*** EXCERPTED RECORDS
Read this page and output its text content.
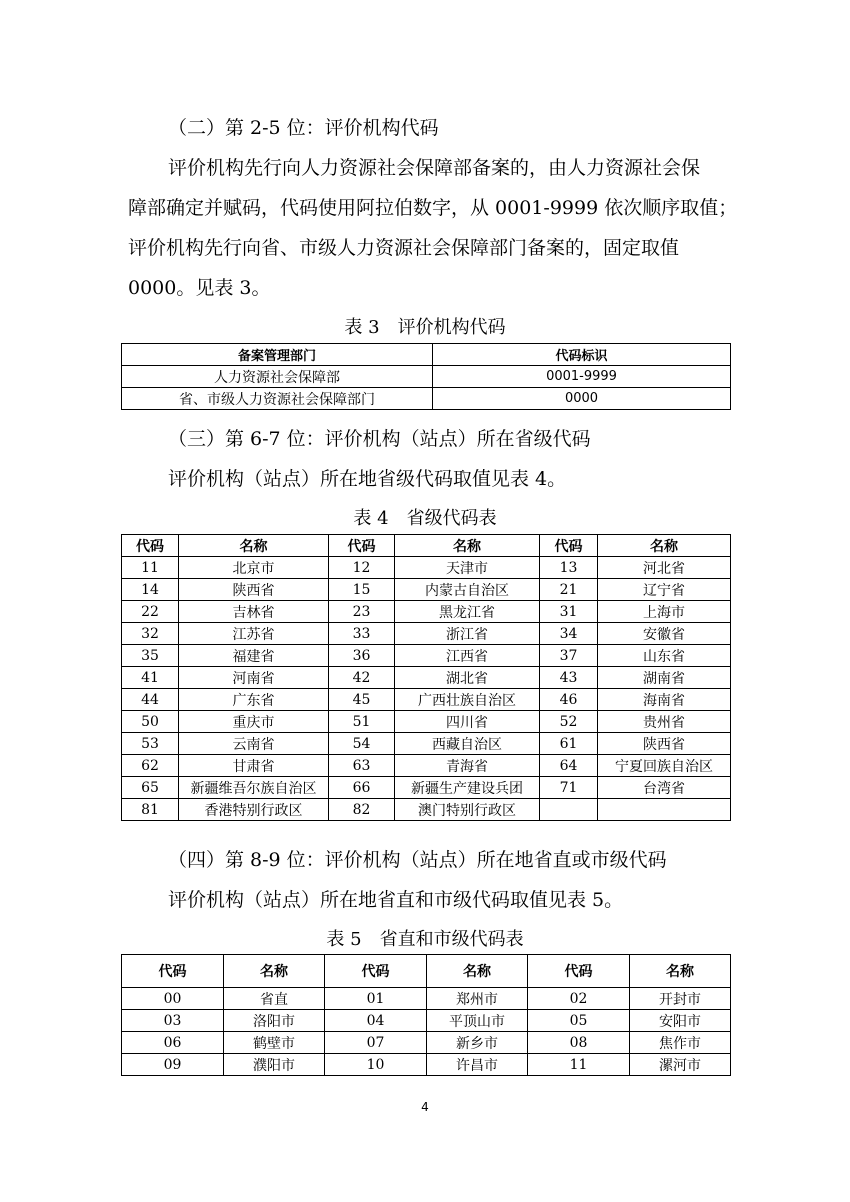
（二）第 2-5 位：评价机构代码
评价机构先行向人力资源社会保障部备案的，由人力资源社会保
障部确定并赋码，代码使用阿拉伯数字，从 0001-9999 依次顺序取值；
评价机构先行向省、市级人力资源社会保障部门备案的，固定取值
0000。见表 3。
表 3　评价机构代码
备案管理部门	代码标识
人力资源社会保障部	0001-9999
省、市级人力资源社会保障部门	0000
（三）第 6-7 位：评价机构（站点）所在省级代码
评价机构（站点）所在地省级代码取值见表 4。
表 4　省级代码表
代码	名称	代码	名称	代码	名称
11	北京市	12	天津市	13	河北省
14	陕西省	15	内蒙古自治区	21	辽宁省
22	吉林省	23	黑龙江省	31	上海市
32	江苏省	33	浙江省	34	安徽省
35	福建省	36	江西省	37	山东省
41	河南省	42	湖北省	43	湖南省
44	广东省	45	广西壮族自治区	46	海南省
50	重庆市	51	四川省	52	贵州省
53	云南省	54	西藏自治区	61	陕西省
62	甘肃省	63	青海省	64	宁夏回族自治区
65	新疆维吾尔族自治区	66	新疆生产建设兵团	71	台湾省
81	香港特别行政区	82	澳门特别行政区		
（四）第 8-9 位：评价机构（站点）所在地省直或市级代码
评价机构（站点）所在地省直和市级代码取值见表 5。
表 5　省直和市级代码表
代码	名称	代码	名称	代码	名称
00	省直	01	郑州市	02	开封市
03	洛阳市	04	平顶山市	05	安阳市
06	鹤壁市	07	新乡市	08	焦作市
09	濮阳市	10	许昌市	11	漯河市
4
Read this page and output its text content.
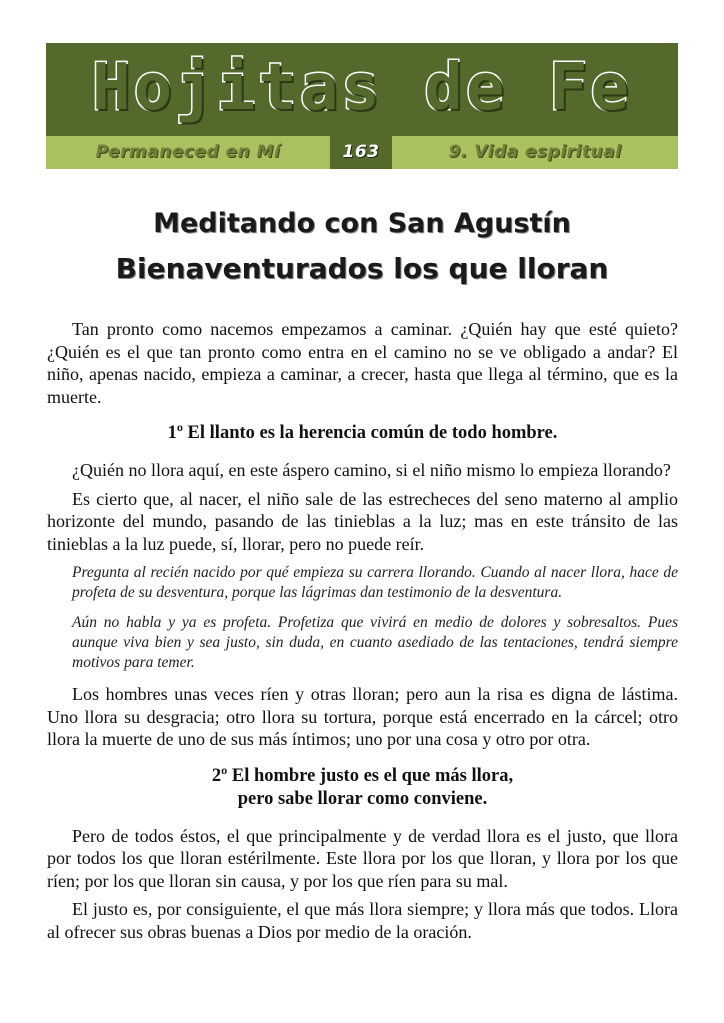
Hojitas de Fe
Permaneced en Mí	163	9. Vida espiritual
Meditando con San Agustín
Bienaventurados los que lloran

Tan pronto como nacemos empezamos a caminar. ¿Quién hay que esté quieto? ¿Quién es el que tan pronto como entra en el camino no se ve obligado a andar? El niño, apenas nacido, empieza a caminar, a crecer, hasta que llega al término, que es la muerte.

1º El llanto es la herencia común de todo hombre.

¿Quién no llora aquí, en este áspero camino, si el niño mismo lo empieza llorando?

Es cierto que, al nacer, el niño sale de las estrecheces del seno materno al amplio horizonte del mundo, pasando de las tinieblas a la luz; mas en este tránsito de las tinieblas a la luz puede, sí, llorar, pero no puede reír.

Pregunta al recién nacido por qué empieza su carrera llorando. Cuando al nacer llora, hace de profeta de su desventura, porque las lágrimas dan testimonio de la desventura.
Aún no habla y ya es profeta. Profetiza que vivirá en medio de dolores y sobresaltos. Pues aunque viva bien y sea justo, sin duda, en cuanto asediado de las tentaciones, tendrá siempre motivos para temer.

Los hombres unas veces ríen y otras lloran; pero aun la risa es digna de lástima. Uno llora su desgracia; otro llora su tortura, porque está encerrado en la cárcel; otro llora la muerte de uno de sus más íntimos; uno por una cosa y otro por otra.

2º El hombre justo es el que más llora,
pero sabe llorar como conviene.

Pero de todos éstos, el que principalmente y de verdad llora es el justo, que llora por todos los que lloran estérilmente. Este llora por los que lloran, y llora por los que ríen; por los que lloran sin causa, y por los que ríen para su mal.

El justo es, por consiguiente, el que más llora siempre; y llora más que todos. Llora al ofrecer sus obras buenas a Dios por medio de la oración.
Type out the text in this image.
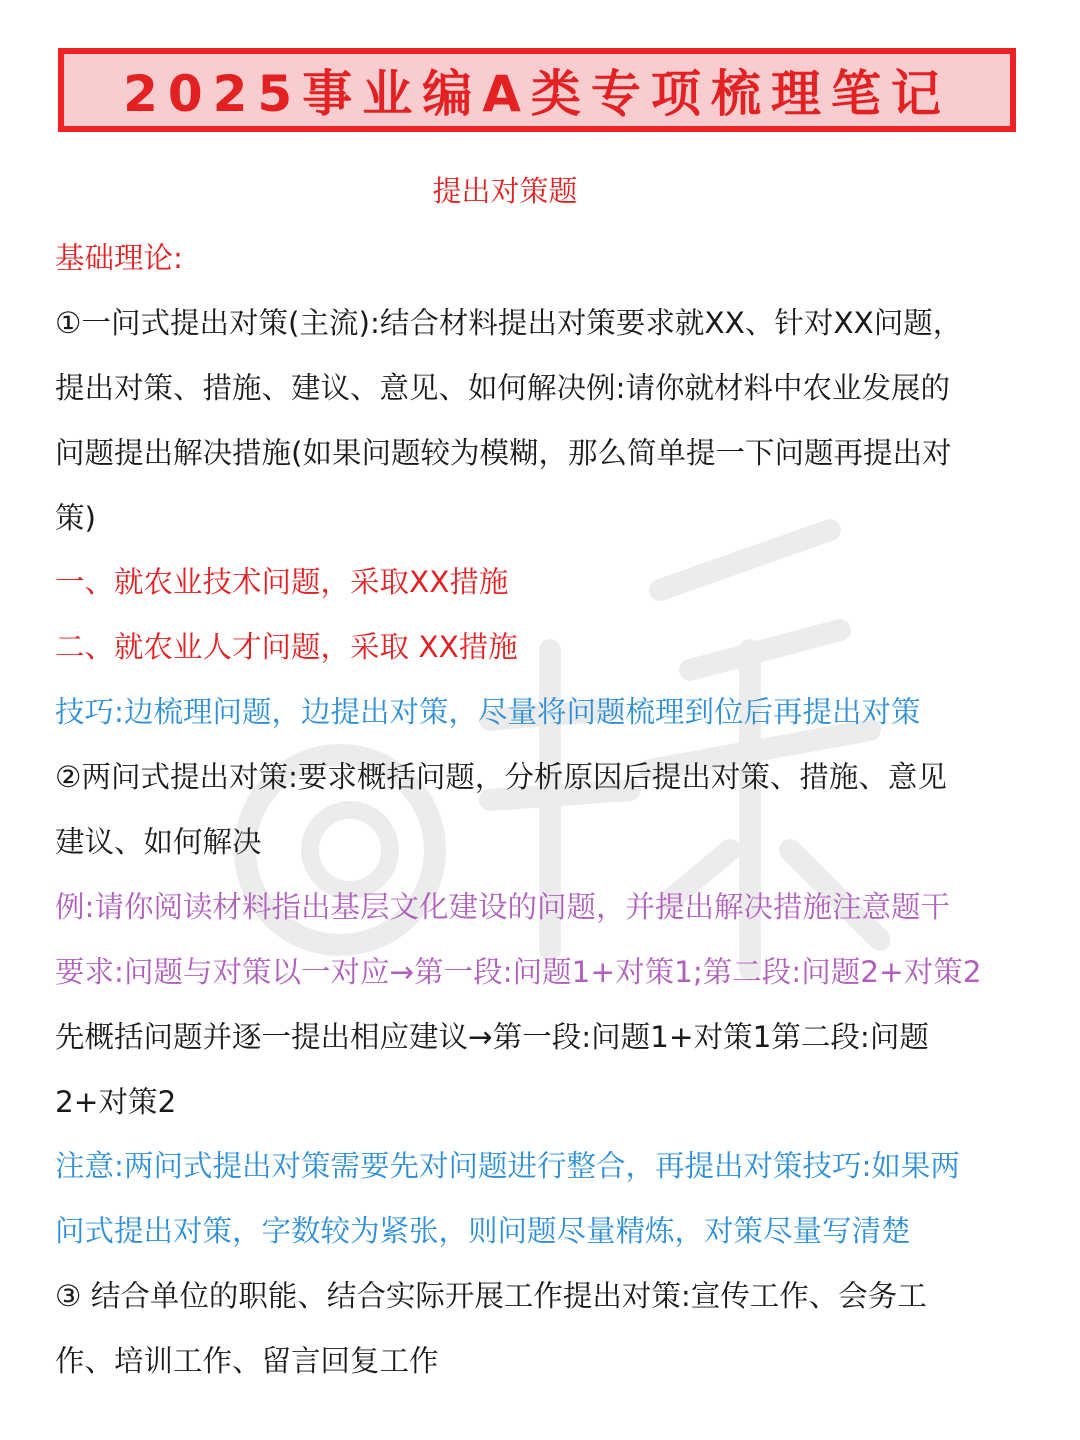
2025事业编A类专项梳理笔记
提出对策题
基础理论:
①一问式提出对策(主流):结合材料提出对策要求就XX、针对XX问题，
提出对策、措施、建议、意见、如何解决例:请你就材料中农业发展的
问题提出解决措施(如果问题较为模糊，那么简单提一下问题再提出对
策)
一、就农业技术问题，采取XX措施
二、就农业人才问题，采取 XX措施
技巧:边梳理问题，边提出对策，尽量将问题梳理到位后再提出对策
②两问式提出对策:要求概括问题，分析原因后提出对策、措施、意见
建议、如何解决
例:请你阅读材料指出基层文化建设的问题，并提出解决措施注意题干
要求:问题与对策以一对应→第一段:问题1+对策1;第二段:问题2+对策2
先概括问题并逐一提出相应建议→第一段:问题1+对策1第二段:问题
2+对策2
注意:两问式提出对策需要先对问题进行整合，再提出对策技巧:如果两
问式提出对策，字数较为紧张，则问题尽量精炼，对策尽量写清楚
③ 结合单位的职能、结合实际开展工作提出对策:宣传工作、会务工
作、培训工作、留言回复工作
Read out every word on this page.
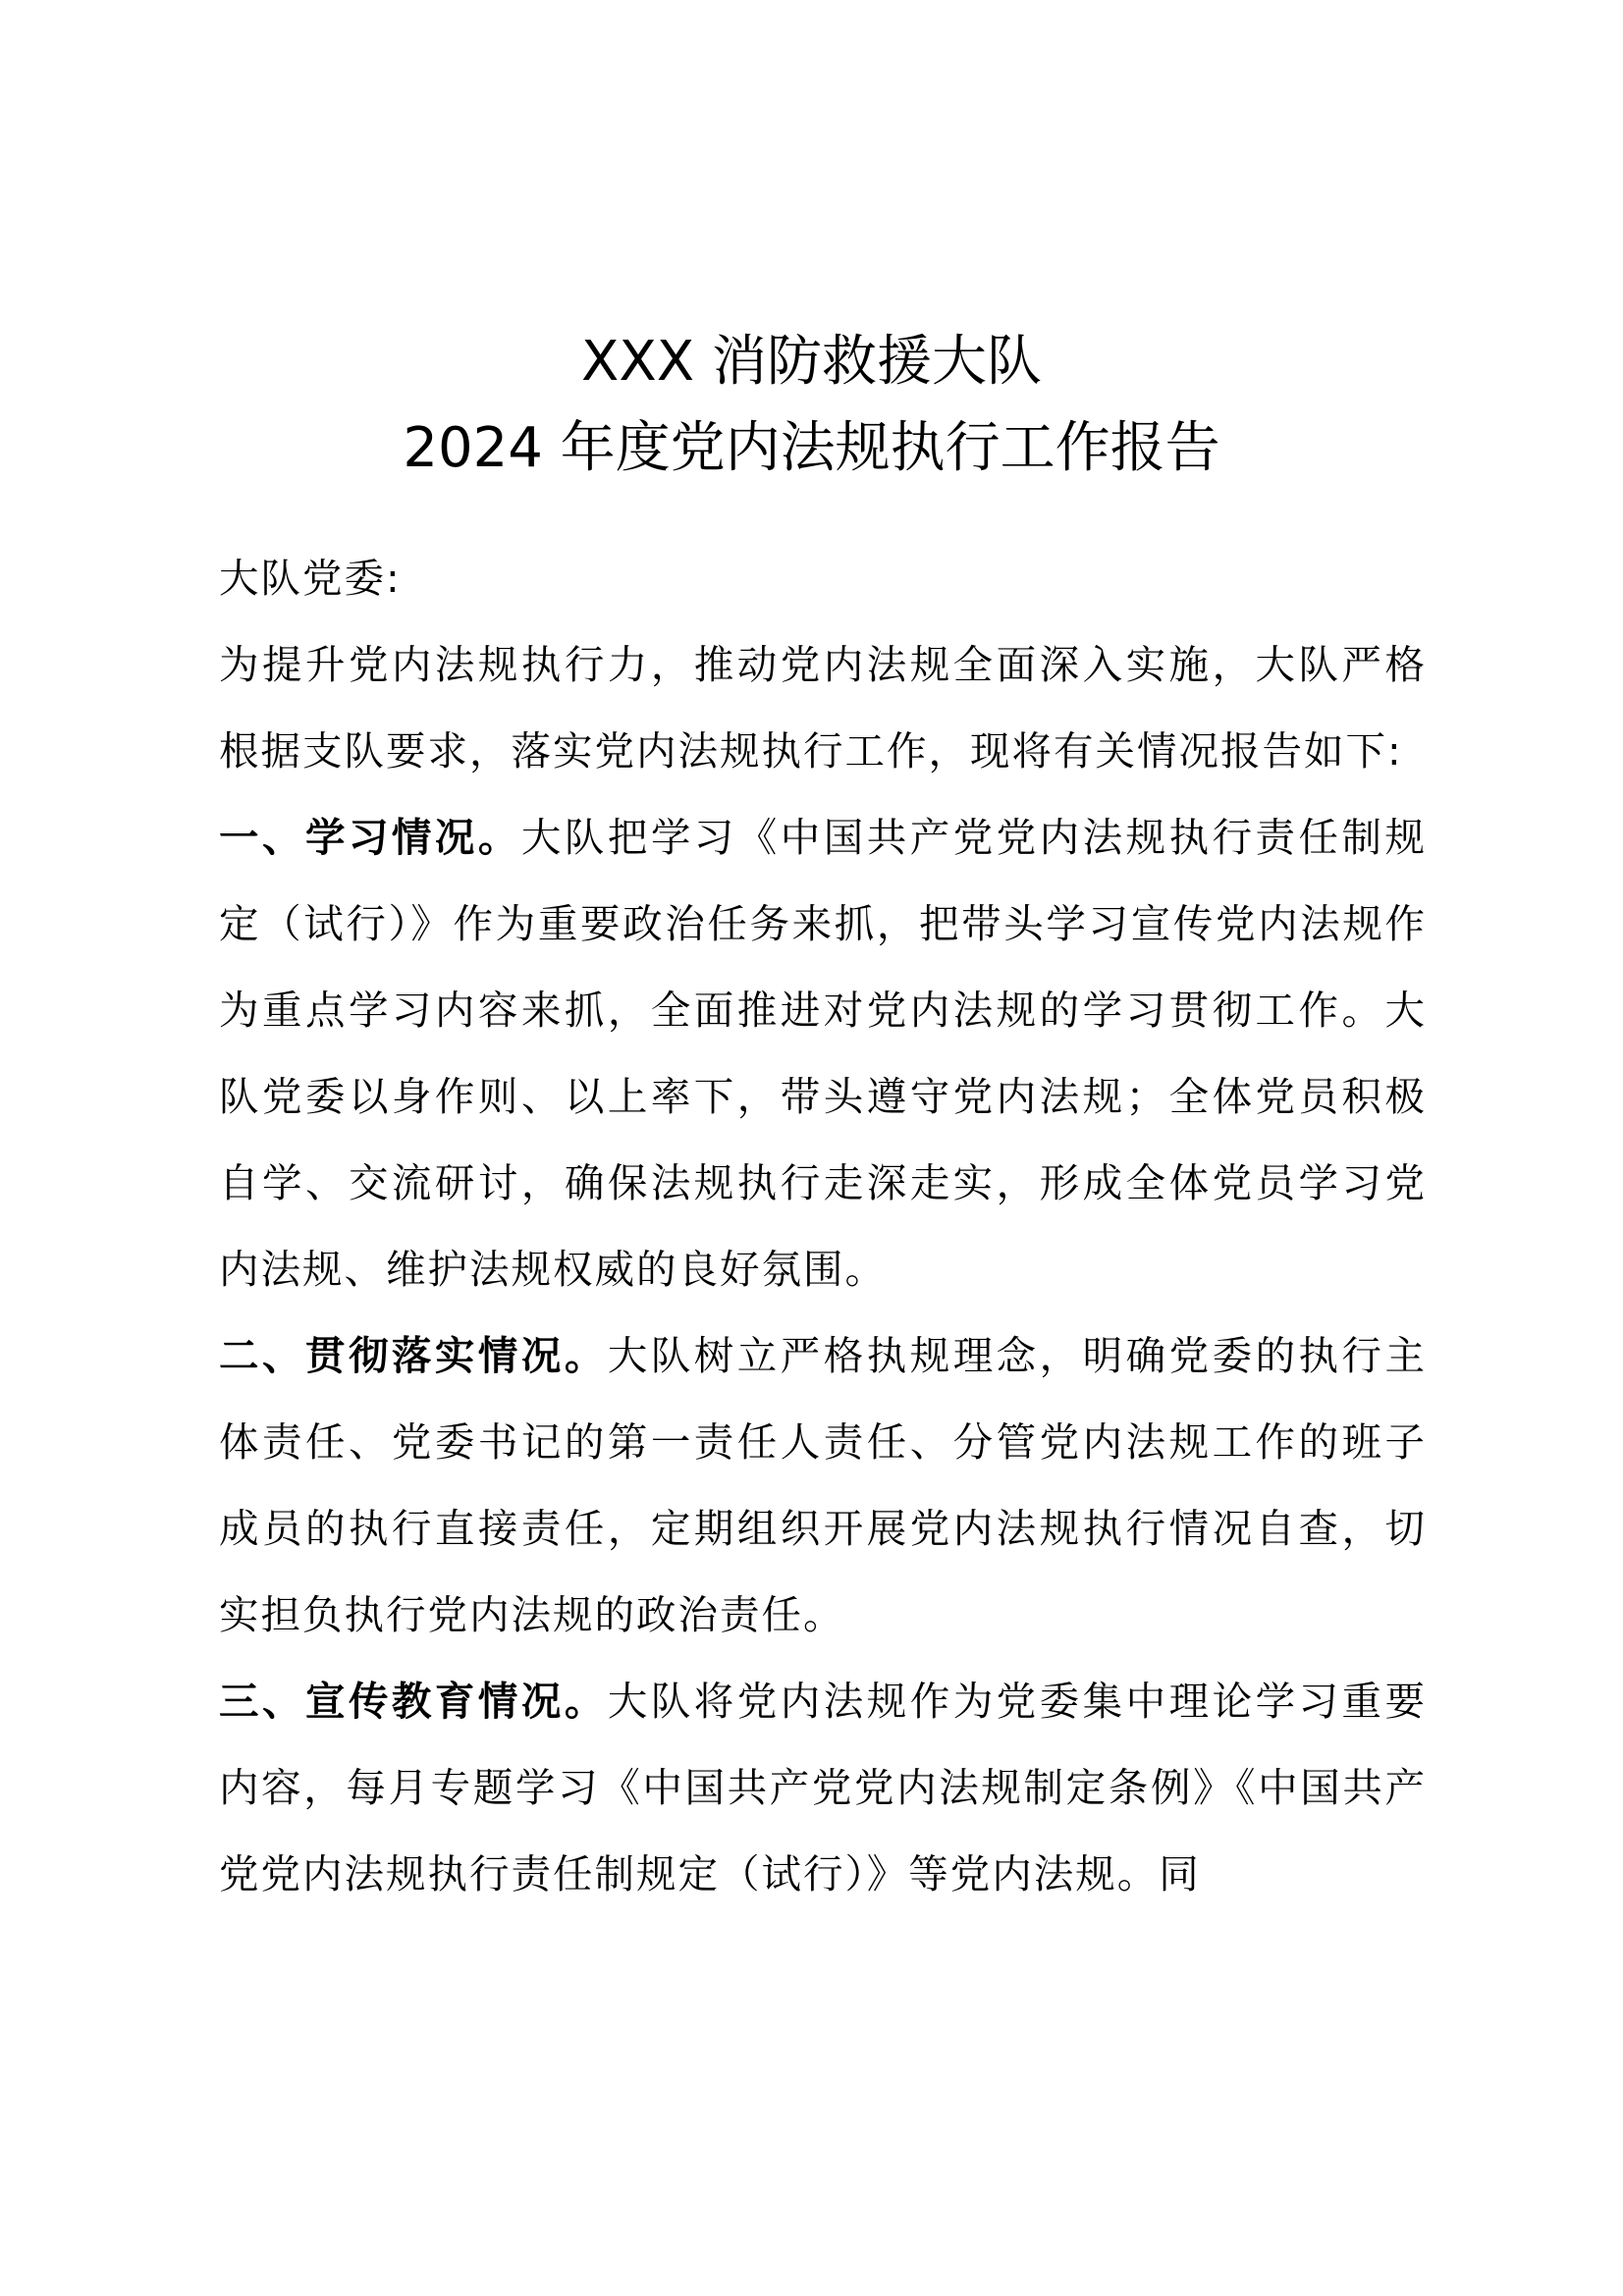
XXX 消防救援大队
2024 年度党内法规执行工作报告

大队党委:

为提升党内法规执行力，推动党内法规全面深入实施，大队严格根据支队要求，落实党内法规执行工作，现将有关情况报告如下:

一、学习情况。大队把学习《中国共产党党内法规执行责任制规定（试行）》作为重要政治任务来抓，把带头学习宣传党内法规作为重点学习内容来抓，全面推进对党内法规的学习贯彻工作。大队党委以身作则、以上率下，带头遵守党内法规；全体党员积极自学、交流研讨，确保法规执行走深走实，形成全体党员学习党内法规、维护法规权威的良好氛围。

二、贯彻落实情况。大队树立严格执规理念，明确党委的执行主体责任、党委书记的第一责任人责任、分管党内法规工作的班子成员的执行直接责任，定期组织开展党内法规执行情况自查，切实担负执行党内法规的政治责任。

三、宣传教育情况。大队将党内法规作为党委集中理论学习重要内容，每月专题学习《中国共产党党内法规制定条例》《中国共产党党内法规执行责任制规定（试行）》等党内法规。同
******
■ INSTRUCTIONS FOR THE TASK ■
Give every line back word for word and leave the pictures out.

■ TASK RESPONSE ■
Read this page and output its text content.
（二）第 2-5 位：评价机构代码
评价机构先行向人力资源社会保障部备案的，由人力资源社会保
障部确定并赋码，代码使用阿拉伯数字，从 0001-9999 依次顺序取值；
评价机构先行向省、市级人力资源社会保障部门备案的，固定取值
0000。见表 3。
表 3　评价机构代码
备案管理部门	代码标识
人力资源社会保障部	0001-9999
省、市级人力资源社会保障部门	0000
（三）第 6-7 位：评价机构（站点）所在省级代码
评价机构（站点）所在地省级代码取值见表 4。
表 4　省级代码表
代码	名称	代码	名称	代码	名称
11	北京市	12	天津市	13	河北省
14	陕西省	15	内蒙古自治区	21	辽宁省
22	吉林省	23	黑龙江省	31	上海市
32	江苏省	33	浙江省	34	安徽省
35	福建省	36	江西省	37	山东省
41	河南省	42	湖北省	43	湖南省
44	广东省	45	广西壮族自治区	46	海南省
50	重庆市	51	四川省	52	贵州省
53	云南省	54	西藏自治区	61	陕西省
62	甘肃省	63	青海省	64	宁夏回族自治区
65	新疆维吾尔族自治区	66	新疆生产建设兵团	71	台湾省
81	香港特别行政区	82	澳门特别行政区		
（四）第 8-9 位：评价机构（站点）所在地省直或市级代码
评价机构（站点）所在地省直和市级代码取值见表 5。
表 5　省直和市级代码表
代码	名称	代码	名称	代码	名称
00	省直	01	郑州市	02	开封市
03	洛阳市	04	平顶山市	05	安阳市
06	鹤壁市	07	新乡市	08	焦作市
09	濮阳市	10	许昌市	11	漯河市
4
Read this page and output its text content.
Hojitas de Fe
Permaneced en Mí	163	9. Vida espiritual
Meditando con San Agustín
Bienaventurados los que lloran

Tan pronto como nacemos empezamos a caminar. ¿Quién hay que esté quieto? ¿Quién es el que tan pronto como entra en el camino no se ve obligado a andar? El niño, apenas nacido, empieza a caminar, a crecer, hasta que llega al término, que es la muerte.

1º El llanto es la herencia común de todo hombre.

¿Quién no llora aquí, en este áspero camino, si el niño mismo lo empieza llorando?

Es cierto que, al nacer, el niño sale de las estrecheces del seno materno al amplio horizonte del mundo, pasando de las tinieblas a la luz; mas en este tránsito de las tinieblas a la luz puede, sí, llorar, pero no puede reír.

Pregunta al recién nacido por qué empieza su carrera llorando. Cuando al nacer llora, hace de profeta de su desventura, porque las lágrimas dan testimonio de la desventura.
Aún no habla y ya es profeta. Profetiza que vivirá en medio de dolores y sobresaltos. Pues aunque viva bien y sea justo, sin duda, en cuanto asediado de las tentaciones, tendrá siempre motivos para temer.

Los hombres unas veces ríen y otras lloran; pero aun la risa es digna de lástima. Uno llora su desgracia; otro llora su tortura, porque está encerrado en la cárcel; otro llora la muerte de uno de sus más íntimos; uno por una cosa y otro por otra.

2º El hombre justo es el que más llora,
pero sabe llorar como conviene.

Pero de todos éstos, el que principalmente y de verdad llora es el justo, que llora por todos los que lloran estérilmente. Este llora por los que lloran, y llora por los que ríen; por los que lloran sin causa, y por los que ríen para su mal.

El justo es, por consiguiente, el que más llora siempre; y llora más que todos. Llora al ofrecer sus obras buenas a Dios por medio de la oración.
Type out the text in this image.
2025事业编A类专项梳理笔记
提出对策题
基础理论:
①一问式提出对策(主流):结合材料提出对策要求就XX、针对XX问题，
提出对策、措施、建议、意见、如何解决例:请你就材料中农业发展的
问题提出解决措施(如果问题较为模糊，那么简单提一下问题再提出对
策)
一、就农业技术问题，采取XX措施
二、就农业人才问题，采取 XX措施
技巧:边梳理问题，边提出对策，尽量将问题梳理到位后再提出对策
②两问式提出对策:要求概括问题，分析原因后提出对策、措施、意见
建议、如何解决
例:请你阅读材料指出基层文化建设的问题，并提出解决措施注意题干
要求:问题与对策以一对应→第一段:问题1+对策1;第二段:问题2+对策2
先概括问题并逐一提出相应建议→第一段:问题1+对策1第二段:问题
2+对策2
注意:两问式提出对策需要先对问题进行整合，再提出对策技巧:如果两
问式提出对策，字数较为紧张，则问题尽量精炼，对策尽量写清楚
③ 结合单位的职能、结合实际开展工作提出对策:宣传工作、会务工
作、培训工作、留言回复工作
Read out every word on this page.
XXX 消防救援大队
2024 年度党内法规执行工作报告

大队党委:

为提升党内法规执行力，推动党内法规全面深入实施，大队严格根据支队要求，落实党内法规执行工作，现将有关情况报告如下:

一、学习情况。大队把学习《中国共产党党内法规执行责任制规定（试行）》作为重要政治任务来抓，把带头学习宣传党内法规作为重点学习内容来抓，全面推进对党内法规的学习贯彻工作。大队党委以身作则、以上率下，带头遵守党内法规；全体党员积极自学、交流研讨，确保法规执行走深走实，形成全体党员学习党内法规、维护法规权威的良好氛围。

二、贯彻落实情况。大队树立严格执规理念，明确党委的执行主体责任、党委书记的第一责任人责任、分管党内法规工作的班子成员的执行直接责任，定期组织开展党内法规执行情况自查，切实担负执行党内法规的政治责任。

三、宣传教育情况。大队将党内法规作为党委集中理论学习重要内容，每月专题学习《中国共产党党内法规制定条例》《中国共产党党内法规执行责任制规定（试行）》等党内法规。同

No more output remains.